What you have to do
Exactly as they appear, output all of the entries.

Data records:
============

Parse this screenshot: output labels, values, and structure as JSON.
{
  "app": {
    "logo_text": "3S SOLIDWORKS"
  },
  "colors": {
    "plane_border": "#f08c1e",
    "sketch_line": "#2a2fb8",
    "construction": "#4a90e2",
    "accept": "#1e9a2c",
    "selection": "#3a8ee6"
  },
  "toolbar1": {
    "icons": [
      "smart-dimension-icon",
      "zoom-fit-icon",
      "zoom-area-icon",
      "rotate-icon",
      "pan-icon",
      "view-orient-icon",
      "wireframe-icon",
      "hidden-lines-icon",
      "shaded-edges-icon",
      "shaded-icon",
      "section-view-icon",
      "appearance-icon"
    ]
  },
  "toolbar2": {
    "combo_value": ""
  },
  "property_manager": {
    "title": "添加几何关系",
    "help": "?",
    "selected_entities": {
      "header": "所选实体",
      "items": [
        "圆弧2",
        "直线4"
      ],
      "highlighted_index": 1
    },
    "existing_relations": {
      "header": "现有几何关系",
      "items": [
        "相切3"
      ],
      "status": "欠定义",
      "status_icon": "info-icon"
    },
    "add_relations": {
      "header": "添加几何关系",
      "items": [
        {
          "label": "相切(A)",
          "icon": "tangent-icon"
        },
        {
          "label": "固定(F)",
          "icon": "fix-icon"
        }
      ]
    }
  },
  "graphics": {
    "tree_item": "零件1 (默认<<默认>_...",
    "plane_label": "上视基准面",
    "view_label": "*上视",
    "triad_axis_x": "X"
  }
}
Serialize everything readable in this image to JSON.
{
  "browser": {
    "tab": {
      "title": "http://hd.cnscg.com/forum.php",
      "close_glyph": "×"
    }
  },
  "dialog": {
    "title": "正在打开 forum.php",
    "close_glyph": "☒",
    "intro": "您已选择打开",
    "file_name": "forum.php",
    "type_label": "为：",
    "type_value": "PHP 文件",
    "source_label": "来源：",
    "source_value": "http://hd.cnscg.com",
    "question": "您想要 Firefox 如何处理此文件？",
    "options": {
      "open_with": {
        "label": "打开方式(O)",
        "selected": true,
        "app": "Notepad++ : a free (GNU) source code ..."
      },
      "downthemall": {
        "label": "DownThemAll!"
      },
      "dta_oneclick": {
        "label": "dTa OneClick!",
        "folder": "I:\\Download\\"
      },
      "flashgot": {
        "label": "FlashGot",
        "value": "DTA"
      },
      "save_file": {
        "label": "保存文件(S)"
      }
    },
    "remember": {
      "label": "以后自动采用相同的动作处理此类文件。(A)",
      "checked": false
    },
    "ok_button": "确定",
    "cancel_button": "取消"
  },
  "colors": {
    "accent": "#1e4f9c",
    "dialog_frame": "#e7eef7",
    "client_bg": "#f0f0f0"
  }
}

============

Final answer
Parse this screenshot: output labels, values, and structure as JSON.
{
  "app": {
    "logo_text": "3S SOLIDWORKS"
  },
  "colors": {
    "plane_border": "#f08c1e",
    "sketch_line": "#2a2fb8",
    "construction": "#4a90e2",
    "accept": "#1e9a2c",
    "selection": "#3a8ee6"
  },
  "toolbar1": {
    "icons": [
      "smart-dimension-icon",
      "zoom-fit-icon",
      "zoom-area-icon",
      "rotate-icon",
      "pan-icon",
      "view-orient-icon",
      "wireframe-icon",
      "hidden-lines-icon",
      "shaded-edges-icon",
      "shaded-icon",
      "section-view-icon",
      "appearance-icon"
    ]
  },
  "toolbar2": {
    "combo_value": ""
  },
  "property_manager": {
    "title": "添加几何关系",
    "help": "?",
    "selected_entities": {
      "header": "所选实体",
      "items": [
        "圆弧2",
        "直线4"
      ],
      "highlighted_index": 1
    },
    "existing_relations": {
      "header": "现有几何关系",
      "items": [
        "相切3"
      ],
      "status": "欠定义",
      "status_icon": "info-icon"
    },
    "add_relations": {
      "header": "添加几何关系",
      "items": [
        {
          "label": "相切(A)",
          "icon": "tangent-icon"
        },
        {
          "label": "固定(F)",
          "icon": "fix-icon"
        }
      ]
    }
  },
  "graphics": {
    "tree_item": "零件1 (默认<<默认>_...",
    "plane_label": "上视基准面",
    "view_label": "*上视",
    "triad_axis_x": "X"
  }
}
Serialize everything readable in this image to JSON.
{
  "browser": {
    "tab": {
      "title": "http://hd.cnscg.com/forum.php",
      "close_glyph": "×"
    }
  },
  "dialog": {
    "title": "正在打开 forum.php",
    "close_glyph": "☒",
    "intro": "您已选择打开",
    "file_name": "forum.php",
    "type_label": "为：",
    "type_value": "PHP 文件",
    "source_label": "来源：",
    "source_value": "http://hd.cnscg.com",
    "question": "您想要 Firefox 如何处理此文件？",
    "options": {
      "open_with": {
        "label": "打开方式(O)",
        "selected": true,
        "app": "Notepad++ : a free (GNU) source code ..."
      },
      "downthemall": {
        "label": "DownThemAll!"
      },
      "dta_oneclick": {
        "label": "dTa OneClick!",
        "folder": "I:\\Download\\"
      },
      "flashgot": {
        "label": "FlashGot",
        "value": "DTA"
      },
      "save_file": {
        "label": "保存文件(S)"
      }
    },
    "remember": {
      "label": "以后自动采用相同的动作处理此类文件。(A)",
      "checked": false
    },
    "ok_button": "确定",
    "cancel_button": "取消"
  },
  "colors": {
    "accent": "#1e4f9c",
    "dialog_frame": "#e7eef7",
    "client_bg": "#f0f0f0"
  }
}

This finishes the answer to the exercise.